>> START RECORDS TO USE

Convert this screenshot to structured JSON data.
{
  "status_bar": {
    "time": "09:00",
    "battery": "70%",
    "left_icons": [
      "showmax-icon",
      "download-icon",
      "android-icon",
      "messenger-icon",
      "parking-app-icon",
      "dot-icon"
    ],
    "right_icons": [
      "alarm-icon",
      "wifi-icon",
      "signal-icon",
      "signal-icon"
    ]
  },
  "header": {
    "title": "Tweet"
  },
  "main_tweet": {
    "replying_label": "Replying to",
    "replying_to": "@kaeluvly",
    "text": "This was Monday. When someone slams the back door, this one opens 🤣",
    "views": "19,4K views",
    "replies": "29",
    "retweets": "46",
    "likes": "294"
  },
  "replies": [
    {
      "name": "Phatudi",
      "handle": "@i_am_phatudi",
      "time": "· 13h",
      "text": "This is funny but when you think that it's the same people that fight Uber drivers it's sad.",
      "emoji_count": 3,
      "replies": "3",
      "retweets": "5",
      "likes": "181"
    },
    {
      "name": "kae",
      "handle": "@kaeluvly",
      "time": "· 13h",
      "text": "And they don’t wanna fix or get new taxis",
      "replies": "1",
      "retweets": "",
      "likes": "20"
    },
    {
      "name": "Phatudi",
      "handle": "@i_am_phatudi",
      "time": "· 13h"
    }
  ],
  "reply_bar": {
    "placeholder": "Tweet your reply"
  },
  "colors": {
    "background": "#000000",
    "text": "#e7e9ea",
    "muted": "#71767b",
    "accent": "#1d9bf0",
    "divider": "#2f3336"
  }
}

>> END RECORDS TO USE

## INSTRUCTION
Extract all of the data above without altering anything.

## TASK RESPONSE
Convert this screenshot to structured JSON data.
{
  "status_bar": {
    "time": "09:00",
    "battery": "70%",
    "left_icons": [
      "showmax-icon",
      "download-icon",
      "android-icon",
      "messenger-icon",
      "parking-app-icon",
      "dot-icon"
    ],
    "right_icons": [
      "alarm-icon",
      "wifi-icon",
      "signal-icon",
      "signal-icon"
    ]
  },
  "header": {
    "title": "Tweet"
  },
  "main_tweet": {
    "replying_label": "Replying to",
    "replying_to": "@kaeluvly",
    "text": "This was Monday. When someone slams the back door, this one opens 🤣",
    "views": "19,4K views",
    "replies": "29",
    "retweets": "46",
    "likes": "294"
  },
  "replies": [
    {
      "name": "Phatudi",
      "handle": "@i_am_phatudi",
      "time": "· 13h",
      "text": "This is funny but when you think that it's the same people that fight Uber drivers it's sad.",
      "emoji_count": 3,
      "replies": "3",
      "retweets": "5",
      "likes": "181"
    },
    {
      "name": "kae",
      "handle": "@kaeluvly",
      "time": "· 13h",
      "text": "And they don’t wanna fix or get new taxis",
      "replies": "1",
      "retweets": "",
      "likes": "20"
    },
    {
      "name": "Phatudi",
      "handle": "@i_am_phatudi",
      "time": "· 13h"
    }
  ],
  "reply_bar": {
    "placeholder": "Tweet your reply"
  },
  "colors": {
    "background": "#000000",
    "text": "#e7e9ea",
    "muted": "#71767b",
    "accent": "#1d9bf0",
    "divider": "#2f3336"
  }
}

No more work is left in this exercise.